**EXERCISE DETAILS:**
Wherever a line below holds the word "marker", copy that line.

[Items from a data source]
Start

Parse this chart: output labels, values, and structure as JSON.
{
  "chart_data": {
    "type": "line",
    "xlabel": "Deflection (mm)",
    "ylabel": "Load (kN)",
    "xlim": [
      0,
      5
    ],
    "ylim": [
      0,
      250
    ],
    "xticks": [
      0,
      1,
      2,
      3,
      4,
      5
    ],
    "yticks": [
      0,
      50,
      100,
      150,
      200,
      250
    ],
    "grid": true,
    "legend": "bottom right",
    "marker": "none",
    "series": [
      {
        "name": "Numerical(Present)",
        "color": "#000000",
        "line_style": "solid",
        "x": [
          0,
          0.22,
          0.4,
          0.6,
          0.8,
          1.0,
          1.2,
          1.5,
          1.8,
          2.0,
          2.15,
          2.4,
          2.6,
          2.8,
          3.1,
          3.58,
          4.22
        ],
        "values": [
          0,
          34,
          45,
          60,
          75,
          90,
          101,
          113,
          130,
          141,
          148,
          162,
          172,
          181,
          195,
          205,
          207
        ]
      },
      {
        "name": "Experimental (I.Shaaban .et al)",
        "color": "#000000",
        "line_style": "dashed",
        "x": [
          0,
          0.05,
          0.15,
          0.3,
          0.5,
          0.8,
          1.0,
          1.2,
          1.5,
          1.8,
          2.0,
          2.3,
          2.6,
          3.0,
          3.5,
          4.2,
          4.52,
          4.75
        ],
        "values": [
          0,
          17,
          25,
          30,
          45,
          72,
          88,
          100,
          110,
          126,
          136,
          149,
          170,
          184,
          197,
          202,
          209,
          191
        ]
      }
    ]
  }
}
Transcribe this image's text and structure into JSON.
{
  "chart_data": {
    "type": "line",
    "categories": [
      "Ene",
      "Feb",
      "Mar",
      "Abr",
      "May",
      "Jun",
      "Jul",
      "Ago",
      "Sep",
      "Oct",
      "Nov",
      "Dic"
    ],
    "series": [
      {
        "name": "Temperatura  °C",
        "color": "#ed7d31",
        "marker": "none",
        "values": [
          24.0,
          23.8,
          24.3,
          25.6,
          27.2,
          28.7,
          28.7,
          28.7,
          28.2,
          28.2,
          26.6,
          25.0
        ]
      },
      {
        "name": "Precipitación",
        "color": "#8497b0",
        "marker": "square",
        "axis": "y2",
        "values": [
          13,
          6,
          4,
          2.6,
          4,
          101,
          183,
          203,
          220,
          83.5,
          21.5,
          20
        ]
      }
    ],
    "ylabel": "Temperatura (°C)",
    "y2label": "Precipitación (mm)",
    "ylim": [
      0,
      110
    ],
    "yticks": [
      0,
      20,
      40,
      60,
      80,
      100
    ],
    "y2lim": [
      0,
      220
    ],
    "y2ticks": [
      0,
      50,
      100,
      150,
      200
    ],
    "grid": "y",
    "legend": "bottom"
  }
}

End

**PROBLEM SOLUTION:**
    "marker": "none",
        "marker": "none",
        "marker": "square",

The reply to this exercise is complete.